In 1872, the Little Sisters of the Poor built the Home for the Aged Men and Women on H Street NE between 2nd Street NE and 3rd Street NE. It would become a well-known local institution caring for elderly poor residents regardless of race, sex or religion. The order provided care to residents who could not care for themselves and had no family to care for them. They relied on donations from individuals and businesses to support their mission.

In 1977, the Little Sisters of the Poor moved out due to the construction of the Hopscotch Bridge under their windows. The building became vacant until 1979, when the National Children's Museum occupied it, moving out in 2004. It was visited on January 22, 1990 by First Lady Barbara Bush to read Three Billy Goats Gruff to a group of children as part of her Foundation for Family Literacy. It was purchased in 2005 and parts were demolished and replaced by a luxury apartment complex.

====Uline Arena====

On January 28, 1941, the Uline Arena located at 1132, 1140 and 1146 3rd Street NE opened. It was an indoor arena built by Miguel "Michael" Uline. The first show was the Ice-Capades as it was primarily designed as an ice-rink. It was the home of the Washington Lions hockey team from 1941 to 1949. It also operated as basketball venue and was the home of the Washington Capitols and the Georgetown Hoyas men's basketball. It became the Washington Coliseum in 1960. It also served as a concert venue. In 1964, The Beatles played their first concert in the United States and taking the country by storm. It also featured Bob Dylan, The Temptations and many other bands from the 1960s and 1970s. It was also a venue used for one of the inauguration balls of President Dwight D. Eisenhower in 1953 and by the Civil rights movement with Elijah Muhammad and Malcolm X speaking there in 1959 and 1961. It was used as a temporary detention center for protesters from May 3 to 5, 1971 during the 1971 May Day protests. Today, the renovated building is home to the DC REI flagship.

Work request A:
In the passage on the Little Sisters' home and the Uline Arena, which hockey team played at the arena from 1941 to 1949?
Work request B:
Carry on the passage on the Little Sisters' home and the Uline Arena, picking up after its final sentence.

Data under study:
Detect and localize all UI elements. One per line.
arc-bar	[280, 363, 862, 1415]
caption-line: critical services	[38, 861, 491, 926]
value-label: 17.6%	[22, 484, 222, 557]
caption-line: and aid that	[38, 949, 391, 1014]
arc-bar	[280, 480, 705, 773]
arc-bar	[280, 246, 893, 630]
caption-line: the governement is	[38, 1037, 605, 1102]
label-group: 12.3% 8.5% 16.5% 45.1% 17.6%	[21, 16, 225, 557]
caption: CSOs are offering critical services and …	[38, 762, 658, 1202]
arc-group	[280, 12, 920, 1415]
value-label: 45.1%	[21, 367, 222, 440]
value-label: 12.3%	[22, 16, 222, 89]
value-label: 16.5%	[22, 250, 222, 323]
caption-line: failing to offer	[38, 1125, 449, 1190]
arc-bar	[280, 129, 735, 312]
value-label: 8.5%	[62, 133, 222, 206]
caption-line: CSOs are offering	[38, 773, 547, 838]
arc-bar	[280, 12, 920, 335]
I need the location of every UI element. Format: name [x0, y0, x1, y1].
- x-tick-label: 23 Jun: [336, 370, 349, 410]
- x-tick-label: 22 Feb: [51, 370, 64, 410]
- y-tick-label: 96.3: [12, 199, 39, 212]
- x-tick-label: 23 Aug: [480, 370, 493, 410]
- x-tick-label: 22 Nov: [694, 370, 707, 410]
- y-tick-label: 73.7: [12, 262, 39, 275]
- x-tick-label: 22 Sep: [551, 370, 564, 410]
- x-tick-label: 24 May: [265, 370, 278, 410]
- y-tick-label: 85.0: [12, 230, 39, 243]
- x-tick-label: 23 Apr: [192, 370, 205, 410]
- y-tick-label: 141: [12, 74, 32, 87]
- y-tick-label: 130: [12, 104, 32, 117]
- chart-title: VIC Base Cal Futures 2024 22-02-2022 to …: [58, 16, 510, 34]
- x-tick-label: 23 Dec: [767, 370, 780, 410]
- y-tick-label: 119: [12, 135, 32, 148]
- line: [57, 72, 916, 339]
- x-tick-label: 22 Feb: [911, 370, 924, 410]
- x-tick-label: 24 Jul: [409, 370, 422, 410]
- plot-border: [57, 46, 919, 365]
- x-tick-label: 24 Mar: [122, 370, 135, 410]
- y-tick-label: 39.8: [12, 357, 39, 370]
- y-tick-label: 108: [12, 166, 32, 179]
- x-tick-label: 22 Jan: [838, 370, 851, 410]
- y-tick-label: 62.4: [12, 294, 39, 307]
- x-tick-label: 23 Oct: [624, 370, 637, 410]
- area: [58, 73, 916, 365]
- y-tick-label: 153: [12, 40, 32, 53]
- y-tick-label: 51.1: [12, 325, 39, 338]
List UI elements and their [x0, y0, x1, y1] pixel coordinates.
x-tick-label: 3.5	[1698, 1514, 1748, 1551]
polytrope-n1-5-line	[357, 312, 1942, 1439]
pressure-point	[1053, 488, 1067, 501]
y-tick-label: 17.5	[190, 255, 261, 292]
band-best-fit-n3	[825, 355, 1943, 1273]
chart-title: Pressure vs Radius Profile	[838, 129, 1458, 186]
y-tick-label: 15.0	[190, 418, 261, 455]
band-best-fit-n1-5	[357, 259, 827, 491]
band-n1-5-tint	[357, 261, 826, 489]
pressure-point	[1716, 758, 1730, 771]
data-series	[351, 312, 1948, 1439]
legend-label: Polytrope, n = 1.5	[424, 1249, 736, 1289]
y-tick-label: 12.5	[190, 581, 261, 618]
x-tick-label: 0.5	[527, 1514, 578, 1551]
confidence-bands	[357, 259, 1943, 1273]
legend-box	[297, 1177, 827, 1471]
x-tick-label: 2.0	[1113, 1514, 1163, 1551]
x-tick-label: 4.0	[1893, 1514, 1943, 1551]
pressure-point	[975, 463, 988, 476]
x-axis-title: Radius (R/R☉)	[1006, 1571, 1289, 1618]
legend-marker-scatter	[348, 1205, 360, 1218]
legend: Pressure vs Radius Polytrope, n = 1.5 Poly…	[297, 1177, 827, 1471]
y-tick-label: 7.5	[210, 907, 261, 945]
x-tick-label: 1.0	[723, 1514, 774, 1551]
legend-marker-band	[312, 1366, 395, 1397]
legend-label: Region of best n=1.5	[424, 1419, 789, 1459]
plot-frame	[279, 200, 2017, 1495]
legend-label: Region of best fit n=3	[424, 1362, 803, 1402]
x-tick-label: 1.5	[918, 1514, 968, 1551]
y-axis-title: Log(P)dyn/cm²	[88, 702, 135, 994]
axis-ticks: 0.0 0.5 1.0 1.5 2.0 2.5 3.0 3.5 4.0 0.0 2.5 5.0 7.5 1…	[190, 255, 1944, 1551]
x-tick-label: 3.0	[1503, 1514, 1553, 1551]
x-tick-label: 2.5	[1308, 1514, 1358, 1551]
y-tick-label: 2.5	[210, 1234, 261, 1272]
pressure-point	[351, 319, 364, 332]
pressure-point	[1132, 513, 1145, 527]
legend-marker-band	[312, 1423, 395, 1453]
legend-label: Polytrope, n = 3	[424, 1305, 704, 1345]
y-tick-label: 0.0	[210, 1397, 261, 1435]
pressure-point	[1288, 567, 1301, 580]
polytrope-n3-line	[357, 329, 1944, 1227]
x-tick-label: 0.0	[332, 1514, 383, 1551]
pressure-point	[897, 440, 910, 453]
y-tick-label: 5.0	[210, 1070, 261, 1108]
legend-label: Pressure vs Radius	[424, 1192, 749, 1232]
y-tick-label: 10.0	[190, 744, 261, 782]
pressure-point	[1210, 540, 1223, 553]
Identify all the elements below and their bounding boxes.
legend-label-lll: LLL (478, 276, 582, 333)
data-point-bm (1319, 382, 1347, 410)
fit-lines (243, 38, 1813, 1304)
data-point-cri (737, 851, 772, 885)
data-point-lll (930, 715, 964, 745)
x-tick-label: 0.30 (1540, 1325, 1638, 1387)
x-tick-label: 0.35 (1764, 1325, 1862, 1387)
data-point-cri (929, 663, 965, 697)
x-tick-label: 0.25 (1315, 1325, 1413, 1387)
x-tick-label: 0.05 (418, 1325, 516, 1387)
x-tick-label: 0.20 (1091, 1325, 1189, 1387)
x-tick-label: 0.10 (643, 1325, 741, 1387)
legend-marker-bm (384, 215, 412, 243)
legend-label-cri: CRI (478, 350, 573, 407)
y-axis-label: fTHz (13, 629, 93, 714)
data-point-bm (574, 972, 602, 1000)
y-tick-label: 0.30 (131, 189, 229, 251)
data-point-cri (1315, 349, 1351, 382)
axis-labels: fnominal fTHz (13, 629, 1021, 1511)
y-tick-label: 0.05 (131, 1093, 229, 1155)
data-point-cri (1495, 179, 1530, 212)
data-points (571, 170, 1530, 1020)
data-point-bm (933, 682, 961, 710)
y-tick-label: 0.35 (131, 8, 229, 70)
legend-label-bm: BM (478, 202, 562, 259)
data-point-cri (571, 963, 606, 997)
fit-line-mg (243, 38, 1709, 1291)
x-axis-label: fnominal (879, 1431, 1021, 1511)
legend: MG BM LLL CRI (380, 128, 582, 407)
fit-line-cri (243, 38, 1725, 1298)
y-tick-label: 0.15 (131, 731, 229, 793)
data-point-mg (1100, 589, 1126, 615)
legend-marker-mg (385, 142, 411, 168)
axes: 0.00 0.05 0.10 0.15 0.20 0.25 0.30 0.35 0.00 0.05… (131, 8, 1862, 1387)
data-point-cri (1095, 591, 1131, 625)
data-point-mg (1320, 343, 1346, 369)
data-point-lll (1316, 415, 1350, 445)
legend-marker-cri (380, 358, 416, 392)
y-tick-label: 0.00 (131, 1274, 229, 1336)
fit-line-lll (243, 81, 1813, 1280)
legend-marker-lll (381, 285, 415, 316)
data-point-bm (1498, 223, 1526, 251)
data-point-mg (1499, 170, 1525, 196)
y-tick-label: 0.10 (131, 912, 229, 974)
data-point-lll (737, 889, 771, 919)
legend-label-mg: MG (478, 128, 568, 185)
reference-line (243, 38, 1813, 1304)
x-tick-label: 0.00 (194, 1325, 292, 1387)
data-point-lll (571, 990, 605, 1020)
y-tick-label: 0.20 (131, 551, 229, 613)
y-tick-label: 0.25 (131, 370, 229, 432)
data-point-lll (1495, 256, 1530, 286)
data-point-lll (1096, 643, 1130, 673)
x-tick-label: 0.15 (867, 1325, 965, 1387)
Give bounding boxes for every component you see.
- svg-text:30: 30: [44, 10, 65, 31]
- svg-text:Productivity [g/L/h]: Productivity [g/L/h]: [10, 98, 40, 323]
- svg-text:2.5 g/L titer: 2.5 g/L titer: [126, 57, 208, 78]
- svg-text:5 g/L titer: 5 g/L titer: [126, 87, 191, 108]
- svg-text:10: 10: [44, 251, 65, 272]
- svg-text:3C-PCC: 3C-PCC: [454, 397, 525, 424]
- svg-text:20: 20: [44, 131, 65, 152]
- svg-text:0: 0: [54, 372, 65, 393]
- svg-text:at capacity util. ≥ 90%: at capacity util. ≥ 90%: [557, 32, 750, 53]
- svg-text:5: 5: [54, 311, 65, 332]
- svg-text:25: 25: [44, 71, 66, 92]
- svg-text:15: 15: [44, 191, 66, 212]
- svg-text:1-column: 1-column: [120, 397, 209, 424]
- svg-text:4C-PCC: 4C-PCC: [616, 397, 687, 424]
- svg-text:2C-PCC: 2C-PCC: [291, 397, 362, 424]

Expected output A:
The Washington Lions.

Expected output B:
====Other theaters====
Of the many movie theaters in Old City/Near Northeast, two of the most prominent still stand on H Street, although both are now used for different purposes. One, the old Moderne style Atlas Theater, has been renovated Atlas Performing Arts Center, as a center for dance and the performing arts. Its neighbor, the Plymouth Theater, for a time named the H Street Playhouse, was the home of the theatrical company called the Theater Alliance.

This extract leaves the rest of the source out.